:: READING PASSAGE ::

Back in the days of the Pilgrims a writer in London, Samuel Johnson, commented to his young friend James Boswell that we all want to be stared at, and if we have a legitimate reason, then let people stare all they want. What Johnson meant, I dare say, was that it’s fine getting attention by having “a claim to fame,” such as juggling or reciting classic poetry, but not so fine to be hogging the light with empty boasting or loud posturing. As they said in jolly old England: Empty barrels make the most noise.

In a classroom or large meeting, before my embers flare, I check my motivations: if I sense I am about to speak solely to boast or to boost myself, or even mostly to boost myself, then I will stay silent. Furthermore, by asking myself what exactly my contribution is to accomplish for the group, a lot of not-so-good impulses to share will vanish.

As I told Steven, to the group I bring my energy, my focus and my listening. And when listening, I know any contribution meant seriously is worth serious consideration. Therefore when someone speaks I will take some “moments” to respectfully process it. If instead I am too hasty to wait even a single moment, if I “step on the heels” of the previous speaker, then I am depriving both myself and the group of that “moment”—and I’m being disrespectful. As a Pilgrim put it, “Speak only if you are moved to speak; don’t speak if you are not moved.” To me this means: Don’t be speak on impulse, do take a moment to process, and then do take a moment to check yourself—don’t be hasty.

:::
:: ENTRIES PROVIDED ::

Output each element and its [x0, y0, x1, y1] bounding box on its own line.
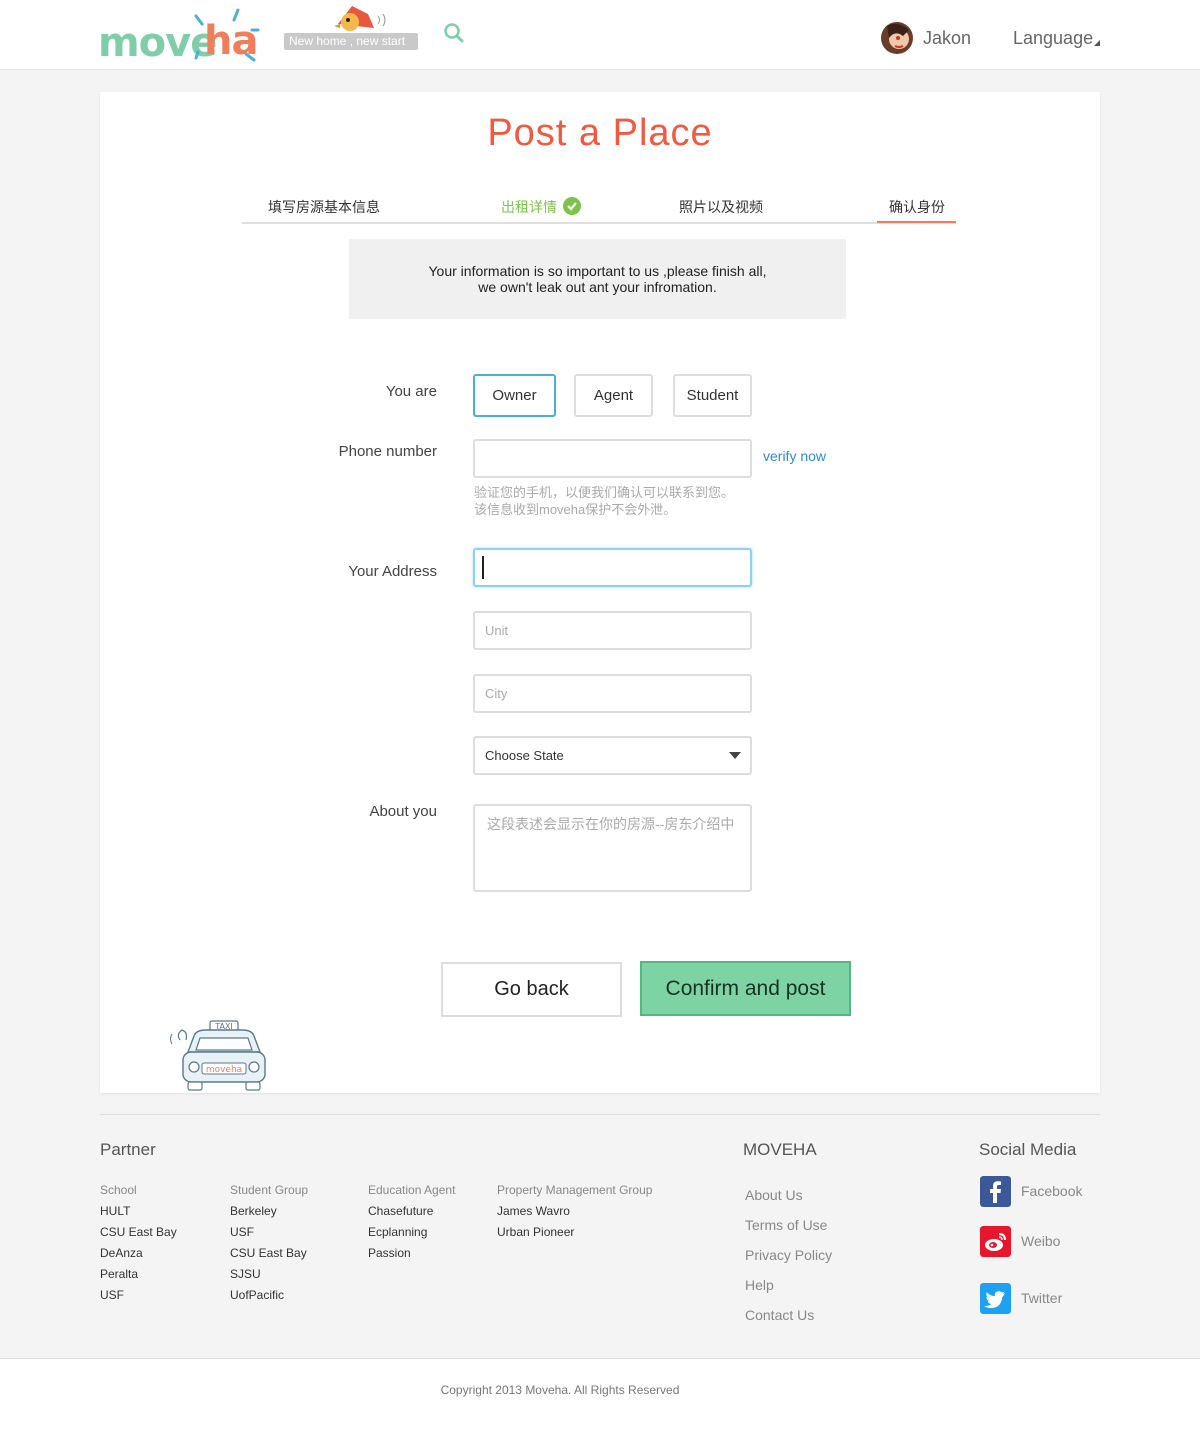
partner-link[interactable]: DeAnza — [100, 1243, 177, 1264]
partner-link[interactable]: Chasefuture — [368, 1201, 455, 1222]
city-input[interactable]: City — [473, 674, 752, 713]
terms-of-use-link[interactable]: Terms of Use — [745, 1210, 832, 1240]
you-are-label: You are — [385, 383, 437, 400]
partner-col-student-group: Student Group Berkeley USF CSU East Bay … — [230, 1180, 308, 1306]
weibo-icon — [980, 1226, 1011, 1257]
current-step-indicator — [877, 221, 956, 223]
check-circle-icon — [563, 197, 581, 215]
confirm-post-button[interactable]: Confirm and post — [640, 961, 851, 1016]
partner-link[interactable]: Ecplanning — [368, 1222, 455, 1243]
phone-hint: 验证您的手机，以便我们确认可以联系到您。 该信息收到moveha保护不会外泄。 — [474, 484, 734, 518]
language-selector[interactable]: Language — [1013, 28, 1093, 49]
partner-link[interactable]: Passion — [368, 1243, 455, 1264]
state-select[interactable]: Choose State — [473, 736, 752, 775]
footer-divider — [100, 1114, 1100, 1115]
weibo-label: Weibo — [1021, 1233, 1061, 1249]
help-link[interactable]: Help — [745, 1270, 832, 1300]
about-us-link[interactable]: About Us — [745, 1180, 832, 1210]
avatar-portrait-icon — [881, 22, 913, 54]
caret-down-icon — [1094, 40, 1100, 46]
phone-hint-line-1: 验证您的手机，以便我们确认可以联系到您。 — [474, 485, 735, 500]
step-photos-videos[interactable]: 照片以及视频 — [679, 197, 763, 217]
tagline-badge: New home , new start — [284, 33, 418, 50]
partner-link[interactable]: SJSU — [230, 1264, 308, 1285]
phone-input[interactable] — [473, 439, 752, 478]
partner-link[interactable]: USF — [230, 1222, 308, 1243]
partner-link[interactable]: UofPacific — [230, 1285, 308, 1306]
top-header: move ha New home , new start Jakon Langu… — [0, 0, 1200, 70]
partner-link[interactable]: Urban Pioneer — [497, 1222, 652, 1243]
address-label: Your Address — [348, 563, 437, 580]
facebook-icon — [980, 1176, 1011, 1207]
partner-link[interactable]: James Wavro — [497, 1201, 652, 1222]
partner-col-heading: Student Group — [230, 1183, 309, 1197]
state-select-value: Choose State — [485, 748, 564, 763]
user-name[interactable]: Jakon — [923, 28, 971, 49]
about-textarea[interactable]: 这段表述会显示在你的房源--房东介绍中 — [473, 804, 752, 892]
moveha-heading: MOVEHA — [743, 1140, 817, 1159]
role-agent-button[interactable]: Agent — [574, 374, 653, 417]
partner-col-heading: School — [100, 1183, 137, 1197]
step-verify-identity[interactable]: 确认身份 — [889, 197, 945, 217]
partner-col-heading: Education Agent — [368, 1183, 456, 1197]
unit-input[interactable]: Unit — [473, 611, 752, 650]
verify-now-link[interactable]: verify now — [763, 448, 826, 464]
phone-label: Phone number — [338, 443, 437, 460]
partner-link[interactable]: Berkeley — [230, 1201, 308, 1222]
moveha-links: About Us Terms of Use Privacy Policy Hel… — [745, 1180, 832, 1330]
about-label: About you — [369, 803, 437, 820]
partner-col-heading: Property Management Group — [497, 1183, 653, 1197]
notice-line-2: we own't leak out ant your infromation. — [478, 279, 717, 295]
facebook-label: Facebook — [1021, 1183, 1083, 1199]
address-input[interactable] — [473, 548, 752, 587]
step-basic-info[interactable]: 填写房源基本信息 — [268, 197, 380, 217]
go-back-button[interactable]: Go back — [441, 962, 622, 1017]
step-rental-details-label: 出租详情 — [501, 199, 557, 215]
partner-link[interactable]: Peralta — [100, 1264, 177, 1285]
partner-link[interactable]: CSU East Bay — [230, 1243, 308, 1264]
info-notice: Your information is so important to us ,… — [349, 239, 846, 319]
partner-link[interactable]: CSU East Bay — [100, 1222, 177, 1243]
taxi-plate-text: moveha — [206, 1065, 242, 1075]
partner-link[interactable]: USF — [100, 1285, 177, 1306]
partner-col-property-management: Property Management Group James Wavro Ur… — [497, 1180, 652, 1243]
role-owner-button[interactable]: Owner — [473, 374, 556, 417]
logo-sparkle-icon — [194, 8, 260, 62]
partner-link[interactable]: HULT — [100, 1201, 177, 1222]
dropdown-arrow-icon — [729, 752, 741, 759]
notice-line-1: Your information is so important to us ,… — [428, 263, 767, 279]
progress-steps: 填写房源基本信息 出租详情 照片以及视频 确认身份 — [242, 190, 956, 224]
page-title: Post a Place — [487, 112, 713, 154]
copyright-text: Copyright 2013 Moveha. All Rights Reserv… — [440, 1383, 680, 1397]
bird-mascot-icon — [334, 6, 386, 31]
taxi-mascot-icon: TAXI moveha — [170, 1020, 266, 1091]
contact-us-link[interactable]: Contact Us — [745, 1300, 832, 1330]
text-cursor — [482, 556, 484, 579]
privacy-policy-link[interactable]: Privacy Policy — [745, 1240, 832, 1270]
search-icon[interactable] — [443, 22, 465, 44]
partner-col-school: School HULT CSU East Bay DeAnza Peralta … — [100, 1180, 177, 1306]
user-avatar[interactable] — [881, 22, 913, 54]
social-media-heading: Social Media — [979, 1140, 1077, 1159]
twitter-label: Twitter — [1021, 1290, 1063, 1306]
phone-hint-line-2: 该信息收到moveha保护不会外泄。 — [474, 502, 677, 517]
step-rental-details[interactable]: 出租详情 — [501, 197, 581, 217]
twitter-icon — [980, 1283, 1011, 1314]
partner-col-education-agent: Education Agent Chasefuture Ecplanning P… — [368, 1180, 455, 1264]
partner-heading: Partner — [100, 1140, 156, 1159]
role-student-button[interactable]: Student — [673, 374, 752, 417]
bottom-bar — [0, 1358, 1200, 1449]
moveha-logo[interactable]: move ha — [98, 8, 268, 66]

:::

TO DO:
(a) From the records, output as a JSON list of strings the lines starting with the line that contains "partner-link[interactable]: DeAnza —" and going on through the line that contains "partner-link[interactable]: Urban Pioneer", one string per line, with blank lines left out.
(b) Write what comes next in the text on when to speak up in a group, starting after its final sentence.

EXPECTED ANSWERS:
(a)
[
  "partner-link[interactable]: DeAnza — [100, 1243, 177, 1264]",
  "partner-link[interactable]: Chasefuture — [368, 1201, 455, 1222]",
  "city-input[interactable]: City — [473, 674, 752, 713]",
  "terms-of-use-link[interactable]: Terms of Use — [745, 1210, 832, 1240]",
  "you-are-label: You are — [385, 383, 437, 400]",
  "partner-col-student-group: Student Group Berkeley USF CSU East Bay … — [230, 1180, 308, 1306]",
  "weibo-icon — [980, 1226, 1011, 1257]",
  "current-step-indicator — [877, 221, 956, 223]",
  "check-circle-icon — [563, 197, 581, 215]",
  "confirm-post-button[interactable]: Confirm and post — [640, 961, 851, 1016]",
  "partner-link[interactable]: Ecplanning — [368, 1222, 455, 1243]",
  "phone-hint: 验证您的手机，以便我们确认可以联系到您。 该信息收到moveha保护不会外泄。 — [474, 484, 734, 518]",
  "language-selector[interactable]: Language — [1013, 28, 1093, 49]",
  "partner-link[interactable]: Passion — [368, 1243, 455, 1264]",
  "state-select[interactable]: Choose State — [473, 736, 752, 775]",
  "footer-divider — [100, 1114, 1100, 1115]",
  "weibo-label: Weibo — [1021, 1233, 1061, 1249]",
  "help-link[interactable]: Help — [745, 1270, 832, 1300]",
  "about-us-link[interactable]: About Us — [745, 1180, 832, 1210]",
  "avatar-portrait-icon — [881, 22, 913, 54]",
  "caret-down-icon — [1094, 40, 1100, 46]",
  "phone-hint-line-1: 验证您的手机，以便我们确认可以联系到您。 — [474, 485, 735, 500]",
  "step-photos-videos[interactable]: 照片以及视频 — [679, 197, 763, 217]",
  "tagline-badge: New home , new start — [284, 33, 418, 50]",
  "partner-link[interactable]: SJSU — [230, 1264, 308, 1285]",
  "phone-input[interactable] — [473, 439, 752, 478]",
  "partner-link[interactable]: USF — [230, 1222, 308, 1243]",
  "partner-link[interactable]: UofPacific — [230, 1285, 308, 1306]",
  "top-header: move ha New home , new start Jakon Langu… — [0, 0, 1200, 70]",
  "partner-link[interactable]: Urban Pioneer — [497, 1222, 652, 1243]"
]

(b)
As a practical Zen Buddhist engineer might say: “If I don’t take a moment to “check in” as to whether I am moved—call it “getting centered” if you wish—then I am operating without data, merely guessing that my contribution is worth the group’s time. And guesses have no place in engineering.”

To think about individuals is to raise my eyes to a larger picture frame. “That’s me in the middle.”

The difference between a group of colleagues having a project meeting, and those same colleagues gathered in a tavern, is focus and self-discipline. And even in the pub a certain disciplined politeness prevails: If one guy is allowed to tell a story, then during the long course of the evening everyone else will also be allowed one story.

I suppose we adults in the tavern each retain, somewhere inside, our “inner teenager,” even as our politer adult side prevails. The difference between a social gathering of adults and a gathering of teenagers is instructive—no wonder we don’t want adolescents drinking next to us in the bar! I have long forgotten what a high school classroom meeting is like, but I still know what teen socializing is like, because I hear teens in the mall food court by the Malaysian food counter: impulsive, attention seeking, somewhat rude and impolite, rushing to speak, sometimes rushing to the point of “everyman for himself.” Call it immaturity, but call it normal for their age group.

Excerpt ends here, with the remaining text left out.